*Data rows*:
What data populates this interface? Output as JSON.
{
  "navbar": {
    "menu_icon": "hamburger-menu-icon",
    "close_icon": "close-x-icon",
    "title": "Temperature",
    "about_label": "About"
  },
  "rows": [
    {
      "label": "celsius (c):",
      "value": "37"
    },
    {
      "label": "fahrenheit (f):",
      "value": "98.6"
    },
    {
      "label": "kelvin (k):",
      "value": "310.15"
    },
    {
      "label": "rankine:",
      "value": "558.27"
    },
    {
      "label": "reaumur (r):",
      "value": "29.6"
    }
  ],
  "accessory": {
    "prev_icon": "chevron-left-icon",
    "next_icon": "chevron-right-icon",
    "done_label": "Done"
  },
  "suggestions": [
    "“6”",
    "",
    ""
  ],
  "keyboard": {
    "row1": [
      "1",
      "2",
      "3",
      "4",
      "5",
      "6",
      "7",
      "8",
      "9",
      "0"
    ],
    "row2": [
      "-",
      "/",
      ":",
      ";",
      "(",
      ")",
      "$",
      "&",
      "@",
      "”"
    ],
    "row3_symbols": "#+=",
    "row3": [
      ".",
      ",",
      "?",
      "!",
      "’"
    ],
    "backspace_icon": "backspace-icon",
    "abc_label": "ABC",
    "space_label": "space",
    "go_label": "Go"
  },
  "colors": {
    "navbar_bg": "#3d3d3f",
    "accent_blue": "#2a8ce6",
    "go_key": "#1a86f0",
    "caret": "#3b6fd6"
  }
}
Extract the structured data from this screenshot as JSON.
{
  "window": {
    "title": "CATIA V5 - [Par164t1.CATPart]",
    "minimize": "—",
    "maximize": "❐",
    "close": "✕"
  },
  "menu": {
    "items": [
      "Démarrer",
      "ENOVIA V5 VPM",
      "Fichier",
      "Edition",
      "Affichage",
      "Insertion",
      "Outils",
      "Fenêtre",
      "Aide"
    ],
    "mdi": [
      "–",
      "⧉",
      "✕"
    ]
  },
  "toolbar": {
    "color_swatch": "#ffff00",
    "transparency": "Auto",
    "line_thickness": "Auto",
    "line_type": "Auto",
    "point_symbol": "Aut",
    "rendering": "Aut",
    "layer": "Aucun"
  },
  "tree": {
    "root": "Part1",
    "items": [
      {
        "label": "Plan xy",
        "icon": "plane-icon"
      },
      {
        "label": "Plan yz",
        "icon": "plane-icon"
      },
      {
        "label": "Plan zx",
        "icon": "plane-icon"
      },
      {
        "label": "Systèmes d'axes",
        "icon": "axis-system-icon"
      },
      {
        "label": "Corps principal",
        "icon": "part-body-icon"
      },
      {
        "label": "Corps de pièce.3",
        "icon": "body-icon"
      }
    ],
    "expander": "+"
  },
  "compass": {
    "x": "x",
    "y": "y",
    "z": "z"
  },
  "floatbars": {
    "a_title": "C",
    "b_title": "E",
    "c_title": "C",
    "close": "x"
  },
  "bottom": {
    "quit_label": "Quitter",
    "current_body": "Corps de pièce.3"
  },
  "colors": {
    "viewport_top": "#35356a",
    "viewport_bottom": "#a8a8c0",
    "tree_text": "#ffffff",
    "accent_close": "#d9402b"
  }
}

*Given instruction*:
Repeat the material word for word, in full.

*Solution for this exercise*:
What data populates this interface? Output as JSON.
{
  "navbar": {
    "menu_icon": "hamburger-menu-icon",
    "close_icon": "close-x-icon",
    "title": "Temperature",
    "about_label": "About"
  },
  "rows": [
    {
      "label": "celsius (c):",
      "value": "37"
    },
    {
      "label": "fahrenheit (f):",
      "value": "98.6"
    },
    {
      "label": "kelvin (k):",
      "value": "310.15"
    },
    {
      "label": "rankine:",
      "value": "558.27"
    },
    {
      "label": "reaumur (r):",
      "value": "29.6"
    }
  ],
  "accessory": {
    "prev_icon": "chevron-left-icon",
    "next_icon": "chevron-right-icon",
    "done_label": "Done"
  },
  "suggestions": [
    "“6”",
    "",
    ""
  ],
  "keyboard": {
    "row1": [
      "1",
      "2",
      "3",
      "4",
      "5",
      "6",
      "7",
      "8",
      "9",
      "0"
    ],
    "row2": [
      "-",
      "/",
      ":",
      ";",
      "(",
      ")",
      "$",
      "&",
      "@",
      "”"
    ],
    "row3_symbols": "#+=",
    "row3": [
      ".",
      ",",
      "?",
      "!",
      "’"
    ],
    "backspace_icon": "backspace-icon",
    "abc_label": "ABC",
    "space_label": "space",
    "go_label": "Go"
  },
  "colors": {
    "navbar_bg": "#3d3d3f",
    "accent_blue": "#2a8ce6",
    "go_key": "#1a86f0",
    "caret": "#3b6fd6"
  }
}
Extract the structured data from this screenshot as JSON.
{
  "window": {
    "title": "CATIA V5 - [Par164t1.CATPart]",
    "minimize": "—",
    "maximize": "❐",
    "close": "✕"
  },
  "menu": {
    "items": [
      "Démarrer",
      "ENOVIA V5 VPM",
      "Fichier",
      "Edition",
      "Affichage",
      "Insertion",
      "Outils",
      "Fenêtre",
      "Aide"
    ],
    "mdi": [
      "–",
      "⧉",
      "✕"
    ]
  },
  "toolbar": {
    "color_swatch": "#ffff00",
    "transparency": "Auto",
    "line_thickness": "Auto",
    "line_type": "Auto",
    "point_symbol": "Aut",
    "rendering": "Aut",
    "layer": "Aucun"
  },
  "tree": {
    "root": "Part1",
    "items": [
      {
        "label": "Plan xy",
        "icon": "plane-icon"
      },
      {
        "label": "Plan yz",
        "icon": "plane-icon"
      },
      {
        "label": "Plan zx",
        "icon": "plane-icon"
      },
      {
        "label": "Systèmes d'axes",
        "icon": "axis-system-icon"
      },
      {
        "label": "Corps principal",
        "icon": "part-body-icon"
      },
      {
        "label": "Corps de pièce.3",
        "icon": "body-icon"
      }
    ],
    "expander": "+"
  },
  "compass": {
    "x": "x",
    "y": "y",
    "z": "z"
  },
  "floatbars": {
    "a_title": "C",
    "b_title": "E",
    "c_title": "C",
    "close": "x"
  },
  "bottom": {
    "quit_label": "Quitter",
    "current_body": "Corps de pièce.3"
  },
  "colors": {
    "viewport_top": "#35356a",
    "viewport_bottom": "#a8a8c0",
    "tree_text": "#ffffff",
    "accent_close": "#d9402b"
  }
}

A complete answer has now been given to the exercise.